> _Work to do_: Repeat each record below exactly, dropping the pictures.

> _Extracted data_:

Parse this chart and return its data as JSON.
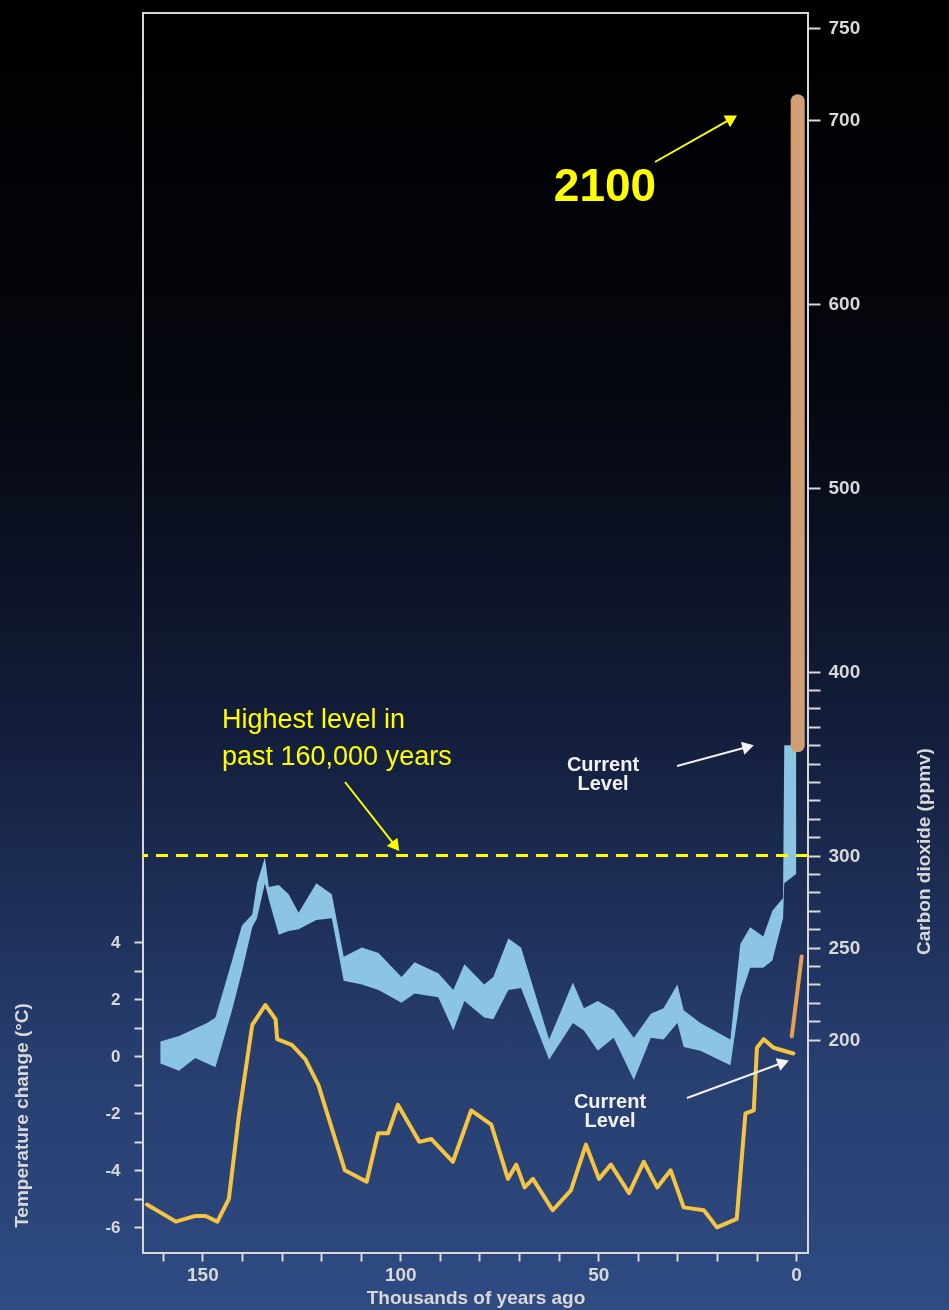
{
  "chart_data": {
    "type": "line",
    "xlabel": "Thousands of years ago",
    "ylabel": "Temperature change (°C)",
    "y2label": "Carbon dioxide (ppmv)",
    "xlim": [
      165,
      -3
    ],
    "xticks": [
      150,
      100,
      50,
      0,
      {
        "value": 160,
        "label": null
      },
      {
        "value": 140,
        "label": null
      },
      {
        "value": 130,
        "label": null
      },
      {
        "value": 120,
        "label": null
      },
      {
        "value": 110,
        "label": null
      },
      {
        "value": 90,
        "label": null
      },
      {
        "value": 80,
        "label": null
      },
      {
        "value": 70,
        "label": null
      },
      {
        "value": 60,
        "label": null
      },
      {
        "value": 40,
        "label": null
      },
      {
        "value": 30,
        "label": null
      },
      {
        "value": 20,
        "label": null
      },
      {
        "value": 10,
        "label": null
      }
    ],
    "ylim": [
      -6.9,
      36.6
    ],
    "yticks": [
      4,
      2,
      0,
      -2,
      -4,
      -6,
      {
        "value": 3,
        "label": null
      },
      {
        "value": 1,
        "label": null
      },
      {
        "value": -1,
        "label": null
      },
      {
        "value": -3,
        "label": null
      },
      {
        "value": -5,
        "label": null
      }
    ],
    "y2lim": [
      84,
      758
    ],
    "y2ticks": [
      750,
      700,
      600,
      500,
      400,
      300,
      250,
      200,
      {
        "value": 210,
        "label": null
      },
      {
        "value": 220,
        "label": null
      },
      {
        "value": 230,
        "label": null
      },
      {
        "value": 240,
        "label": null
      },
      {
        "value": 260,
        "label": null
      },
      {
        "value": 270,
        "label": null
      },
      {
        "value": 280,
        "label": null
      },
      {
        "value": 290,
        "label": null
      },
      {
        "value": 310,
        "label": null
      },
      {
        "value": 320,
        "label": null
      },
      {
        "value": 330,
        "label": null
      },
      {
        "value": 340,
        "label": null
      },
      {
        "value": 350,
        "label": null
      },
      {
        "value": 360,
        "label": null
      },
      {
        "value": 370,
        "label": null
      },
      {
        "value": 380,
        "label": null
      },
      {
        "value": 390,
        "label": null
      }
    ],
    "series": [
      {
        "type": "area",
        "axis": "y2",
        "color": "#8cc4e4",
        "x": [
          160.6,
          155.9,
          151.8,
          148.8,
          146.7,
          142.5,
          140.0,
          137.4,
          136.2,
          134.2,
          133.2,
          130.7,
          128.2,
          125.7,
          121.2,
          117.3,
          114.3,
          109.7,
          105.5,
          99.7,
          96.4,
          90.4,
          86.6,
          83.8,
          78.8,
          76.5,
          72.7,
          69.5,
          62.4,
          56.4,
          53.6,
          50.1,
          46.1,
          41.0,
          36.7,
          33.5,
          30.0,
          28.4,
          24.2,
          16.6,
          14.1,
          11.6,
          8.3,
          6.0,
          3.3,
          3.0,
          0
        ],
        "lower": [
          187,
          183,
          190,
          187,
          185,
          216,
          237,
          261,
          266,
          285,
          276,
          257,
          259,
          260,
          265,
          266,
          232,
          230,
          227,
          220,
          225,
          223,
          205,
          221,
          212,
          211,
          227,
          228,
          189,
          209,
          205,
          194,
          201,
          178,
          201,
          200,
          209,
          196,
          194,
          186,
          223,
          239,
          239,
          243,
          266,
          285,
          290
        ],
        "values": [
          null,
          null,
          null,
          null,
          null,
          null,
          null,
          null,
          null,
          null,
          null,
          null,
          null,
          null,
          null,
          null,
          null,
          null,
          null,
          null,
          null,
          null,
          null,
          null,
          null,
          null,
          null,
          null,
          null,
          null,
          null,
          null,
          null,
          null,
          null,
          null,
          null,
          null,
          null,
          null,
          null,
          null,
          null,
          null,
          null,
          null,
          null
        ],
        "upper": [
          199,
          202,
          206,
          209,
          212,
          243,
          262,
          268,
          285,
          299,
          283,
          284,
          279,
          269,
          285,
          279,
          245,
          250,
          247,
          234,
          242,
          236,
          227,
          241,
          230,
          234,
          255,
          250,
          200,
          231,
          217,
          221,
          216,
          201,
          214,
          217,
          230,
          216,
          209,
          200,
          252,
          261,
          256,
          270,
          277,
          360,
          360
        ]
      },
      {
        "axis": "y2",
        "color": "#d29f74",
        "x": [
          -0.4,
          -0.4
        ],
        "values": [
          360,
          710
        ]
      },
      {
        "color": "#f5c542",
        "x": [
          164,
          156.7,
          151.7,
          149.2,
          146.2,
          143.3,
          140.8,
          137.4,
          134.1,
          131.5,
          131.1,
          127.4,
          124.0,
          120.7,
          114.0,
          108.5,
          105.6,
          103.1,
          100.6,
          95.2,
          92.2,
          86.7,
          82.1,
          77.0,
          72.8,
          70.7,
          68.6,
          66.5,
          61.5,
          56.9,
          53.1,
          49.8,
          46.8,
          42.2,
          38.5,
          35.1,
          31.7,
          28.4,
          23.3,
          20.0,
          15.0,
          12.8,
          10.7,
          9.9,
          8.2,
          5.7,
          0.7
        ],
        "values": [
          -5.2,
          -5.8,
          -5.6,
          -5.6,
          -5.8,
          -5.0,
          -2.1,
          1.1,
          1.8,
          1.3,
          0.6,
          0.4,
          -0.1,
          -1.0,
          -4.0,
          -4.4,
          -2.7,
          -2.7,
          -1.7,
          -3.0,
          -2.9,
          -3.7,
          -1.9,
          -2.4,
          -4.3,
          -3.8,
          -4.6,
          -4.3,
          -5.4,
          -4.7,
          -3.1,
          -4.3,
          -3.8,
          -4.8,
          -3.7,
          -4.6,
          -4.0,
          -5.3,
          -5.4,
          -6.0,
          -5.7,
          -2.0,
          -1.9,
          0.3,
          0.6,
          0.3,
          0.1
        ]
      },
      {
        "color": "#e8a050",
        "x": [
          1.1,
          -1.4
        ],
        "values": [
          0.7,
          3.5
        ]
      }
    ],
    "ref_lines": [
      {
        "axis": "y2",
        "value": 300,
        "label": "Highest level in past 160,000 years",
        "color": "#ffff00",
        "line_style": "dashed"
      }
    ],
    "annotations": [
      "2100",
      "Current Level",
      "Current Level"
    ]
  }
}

> _Result of the task_:
Parse this chart and return its data as JSON.
{
  "chart_data": {
    "type": "line",
    "xlabel": "Thousands of years ago",
    "ylabel": "Temperature change (°C)",
    "y2label": "Carbon dioxide (ppmv)",
    "xlim": [
      165,
      -3
    ],
    "xticks": [
      150,
      100,
      50,
      0,
      {
        "value": 160,
        "label": null
      },
      {
        "value": 140,
        "label": null
      },
      {
        "value": 130,
        "label": null
      },
      {
        "value": 120,
        "label": null
      },
      {
        "value": 110,
        "label": null
      },
      {
        "value": 90,
        "label": null
      },
      {
        "value": 80,
        "label": null
      },
      {
        "value": 70,
        "label": null
      },
      {
        "value": 60,
        "label": null
      },
      {
        "value": 40,
        "label": null
      },
      {
        "value": 30,
        "label": null
      },
      {
        "value": 20,
        "label": null
      },
      {
        "value": 10,
        "label": null
      }
    ],
    "ylim": [
      -6.9,
      36.6
    ],
    "yticks": [
      4,
      2,
      0,
      -2,
      -4,
      -6,
      {
        "value": 3,
        "label": null
      },
      {
        "value": 1,
        "label": null
      },
      {
        "value": -1,
        "label": null
      },
      {
        "value": -3,
        "label": null
      },
      {
        "value": -5,
        "label": null
      }
    ],
    "y2lim": [
      84,
      758
    ],
    "y2ticks": [
      750,
      700,
      600,
      500,
      400,
      300,
      250,
      200,
      {
        "value": 210,
        "label": null
      },
      {
        "value": 220,
        "label": null
      },
      {
        "value": 230,
        "label": null
      },
      {
        "value": 240,
        "label": null
      },
      {
        "value": 260,
        "label": null
      },
      {
        "value": 270,
        "label": null
      },
      {
        "value": 280,
        "label": null
      },
      {
        "value": 290,
        "label": null
      },
      {
        "value": 310,
        "label": null
      },
      {
        "value": 320,
        "label": null
      },
      {
        "value": 330,
        "label": null
      },
      {
        "value": 340,
        "label": null
      },
      {
        "value": 350,
        "label": null
      },
      {
        "value": 360,
        "label": null
      },
      {
        "value": 370,
        "label": null
      },
      {
        "value": 380,
        "label": null
      },
      {
        "value": 390,
        "label": null
      }
    ],
    "series": [
      {
        "type": "area",
        "axis": "y2",
        "color": "#8cc4e4",
        "x": [
          160.6,
          155.9,
          151.8,
          148.8,
          146.7,
          142.5,
          140.0,
          137.4,
          136.2,
          134.2,
          133.2,
          130.7,
          128.2,
          125.7,
          121.2,
          117.3,
          114.3,
          109.7,
          105.5,
          99.7,
          96.4,
          90.4,
          86.6,
          83.8,
          78.8,
          76.5,
          72.7,
          69.5,
          62.4,
          56.4,
          53.6,
          50.1,
          46.1,
          41.0,
          36.7,
          33.5,
          30.0,
          28.4,
          24.2,
          16.6,
          14.1,
          11.6,
          8.3,
          6.0,
          3.3,
          3.0,
          0
        ],
        "lower": [
          187,
          183,
          190,
          187,
          185,
          216,
          237,
          261,
          266,
          285,
          276,
          257,
          259,
          260,
          265,
          266,
          232,
          230,
          227,
          220,
          225,
          223,
          205,
          221,
          212,
          211,
          227,
          228,
          189,
          209,
          205,
          194,
          201,
          178,
          201,
          200,
          209,
          196,
          194,
          186,
          223,
          239,
          239,
          243,
          266,
          285,
          290
        ],
        "values": [
          null,
          null,
          null,
          null,
          null,
          null,
          null,
          null,
          null,
          null,
          null,
          null,
          null,
          null,
          null,
          null,
          null,
          null,
          null,
          null,
          null,
          null,
          null,
          null,
          null,
          null,
          null,
          null,
          null,
          null,
          null,
          null,
          null,
          null,
          null,
          null,
          null,
          null,
          null,
          null,
          null,
          null,
          null,
          null,
          null,
          null,
          null
        ],
        "upper": [
          199,
          202,
          206,
          209,
          212,
          243,
          262,
          268,
          285,
          299,
          283,
          284,
          279,
          269,
          285,
          279,
          245,
          250,
          247,
          234,
          242,
          236,
          227,
          241,
          230,
          234,
          255,
          250,
          200,
          231,
          217,
          221,
          216,
          201,
          214,
          217,
          230,
          216,
          209,
          200,
          252,
          261,
          256,
          270,
          277,
          360,
          360
        ]
      },
      {
        "axis": "y2",
        "color": "#d29f74",
        "x": [
          -0.4,
          -0.4
        ],
        "values": [
          360,
          710
        ]
      },
      {
        "color": "#f5c542",
        "x": [
          164,
          156.7,
          151.7,
          149.2,
          146.2,
          143.3,
          140.8,
          137.4,
          134.1,
          131.5,
          131.1,
          127.4,
          124.0,
          120.7,
          114.0,
          108.5,
          105.6,
          103.1,
          100.6,
          95.2,
          92.2,
          86.7,
          82.1,
          77.0,
          72.8,
          70.7,
          68.6,
          66.5,
          61.5,
          56.9,
          53.1,
          49.8,
          46.8,
          42.2,
          38.5,
          35.1,
          31.7,
          28.4,
          23.3,
          20.0,
          15.0,
          12.8,
          10.7,
          9.9,
          8.2,
          5.7,
          0.7
        ],
        "values": [
          -5.2,
          -5.8,
          -5.6,
          -5.6,
          -5.8,
          -5.0,
          -2.1,
          1.1,
          1.8,
          1.3,
          0.6,
          0.4,
          -0.1,
          -1.0,
          -4.0,
          -4.4,
          -2.7,
          -2.7,
          -1.7,
          -3.0,
          -2.9,
          -3.7,
          -1.9,
          -2.4,
          -4.3,
          -3.8,
          -4.6,
          -4.3,
          -5.4,
          -4.7,
          -3.1,
          -4.3,
          -3.8,
          -4.8,
          -3.7,
          -4.6,
          -4.0,
          -5.3,
          -5.4,
          -6.0,
          -5.7,
          -2.0,
          -1.9,
          0.3,
          0.6,
          0.3,
          0.1
        ]
      },
      {
        "color": "#e8a050",
        "x": [
          1.1,
          -1.4
        ],
        "values": [
          0.7,
          3.5
        ]
      }
    ],
    "ref_lines": [
      {
        "axis": "y2",
        "value": 300,
        "label": "Highest level in past 160,000 years",
        "color": "#ffff00",
        "line_style": "dashed"
      }
    ],
    "annotations": [
      "2100",
      "Current Level",
      "Current Level"
    ]
  }
}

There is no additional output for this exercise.